EXERCISE DIRECTIONS:
Copy out all lines carrying the word "Shift".

Data records
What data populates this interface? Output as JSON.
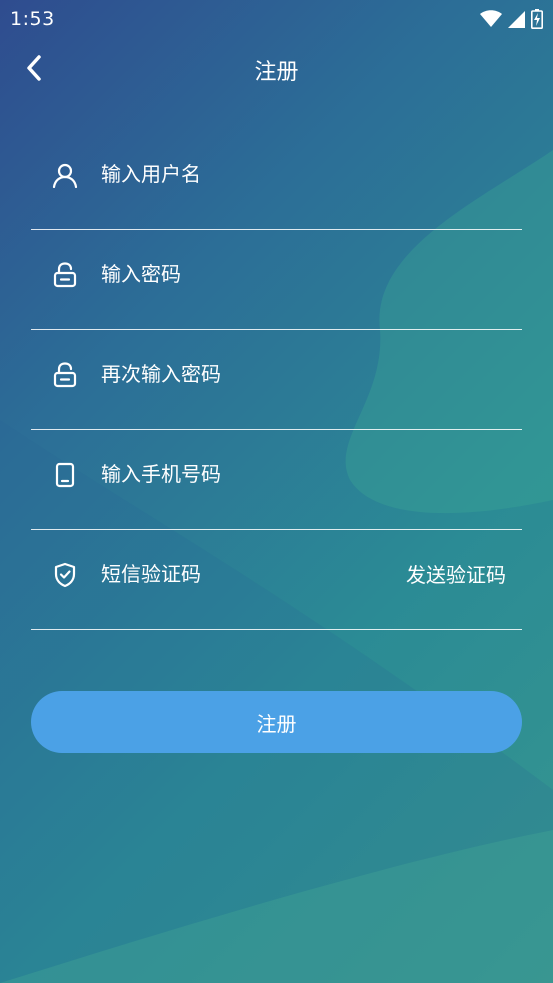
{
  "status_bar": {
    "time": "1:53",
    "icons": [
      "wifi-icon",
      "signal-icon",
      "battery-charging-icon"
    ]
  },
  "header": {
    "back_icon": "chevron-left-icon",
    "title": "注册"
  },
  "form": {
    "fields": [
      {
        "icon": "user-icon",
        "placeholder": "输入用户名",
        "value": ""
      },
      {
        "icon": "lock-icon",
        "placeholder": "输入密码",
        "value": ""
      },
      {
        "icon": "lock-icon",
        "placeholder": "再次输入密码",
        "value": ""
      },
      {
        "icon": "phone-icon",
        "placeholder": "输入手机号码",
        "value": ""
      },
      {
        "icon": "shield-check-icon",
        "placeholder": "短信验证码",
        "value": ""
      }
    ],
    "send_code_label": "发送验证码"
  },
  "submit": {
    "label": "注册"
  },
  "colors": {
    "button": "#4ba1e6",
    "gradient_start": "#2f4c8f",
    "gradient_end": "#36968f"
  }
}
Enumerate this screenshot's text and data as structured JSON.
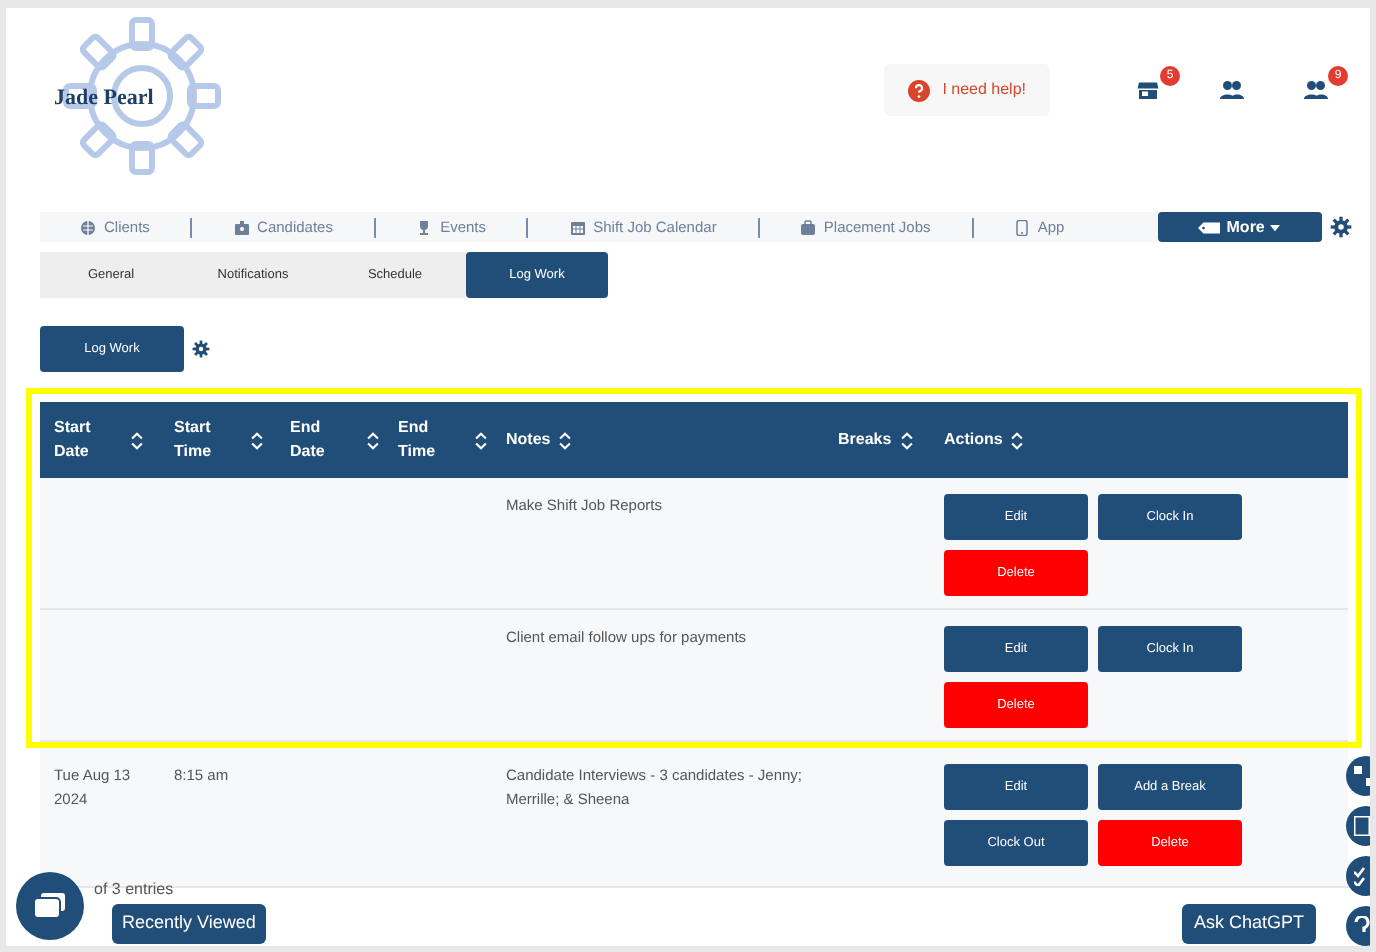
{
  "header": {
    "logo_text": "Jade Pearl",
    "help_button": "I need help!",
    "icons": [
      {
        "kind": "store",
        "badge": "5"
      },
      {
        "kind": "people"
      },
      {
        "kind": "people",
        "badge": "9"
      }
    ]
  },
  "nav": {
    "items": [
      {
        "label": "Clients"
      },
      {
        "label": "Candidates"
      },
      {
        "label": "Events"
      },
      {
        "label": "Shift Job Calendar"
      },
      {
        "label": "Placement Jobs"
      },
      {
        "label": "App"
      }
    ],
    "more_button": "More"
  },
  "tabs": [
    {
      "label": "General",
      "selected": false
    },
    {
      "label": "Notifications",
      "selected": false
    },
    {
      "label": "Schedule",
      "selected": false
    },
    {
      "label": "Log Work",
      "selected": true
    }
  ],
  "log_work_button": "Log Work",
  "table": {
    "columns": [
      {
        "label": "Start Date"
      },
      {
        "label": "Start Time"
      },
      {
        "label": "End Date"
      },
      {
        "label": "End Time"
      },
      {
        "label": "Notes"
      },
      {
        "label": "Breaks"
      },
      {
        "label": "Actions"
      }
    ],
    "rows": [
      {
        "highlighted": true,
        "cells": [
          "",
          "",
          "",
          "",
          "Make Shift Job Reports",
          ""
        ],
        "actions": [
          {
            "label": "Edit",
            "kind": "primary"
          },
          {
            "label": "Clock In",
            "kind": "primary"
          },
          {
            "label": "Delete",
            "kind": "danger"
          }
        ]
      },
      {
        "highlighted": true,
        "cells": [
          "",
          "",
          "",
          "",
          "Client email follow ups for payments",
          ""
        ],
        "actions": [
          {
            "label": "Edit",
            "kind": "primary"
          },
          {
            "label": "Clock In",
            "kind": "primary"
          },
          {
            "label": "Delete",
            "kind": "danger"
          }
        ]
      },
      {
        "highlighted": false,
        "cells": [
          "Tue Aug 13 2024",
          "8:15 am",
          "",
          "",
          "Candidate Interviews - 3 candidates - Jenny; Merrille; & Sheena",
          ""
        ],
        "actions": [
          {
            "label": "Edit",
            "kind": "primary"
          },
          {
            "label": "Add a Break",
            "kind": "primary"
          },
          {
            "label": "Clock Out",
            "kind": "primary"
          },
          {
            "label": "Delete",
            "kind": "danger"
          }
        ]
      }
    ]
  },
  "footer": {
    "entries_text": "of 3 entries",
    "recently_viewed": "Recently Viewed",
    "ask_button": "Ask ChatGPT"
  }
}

WRITTEN ANSWER:
        "label": "Shift Job Calendar"
          "Make Shift Job Reports",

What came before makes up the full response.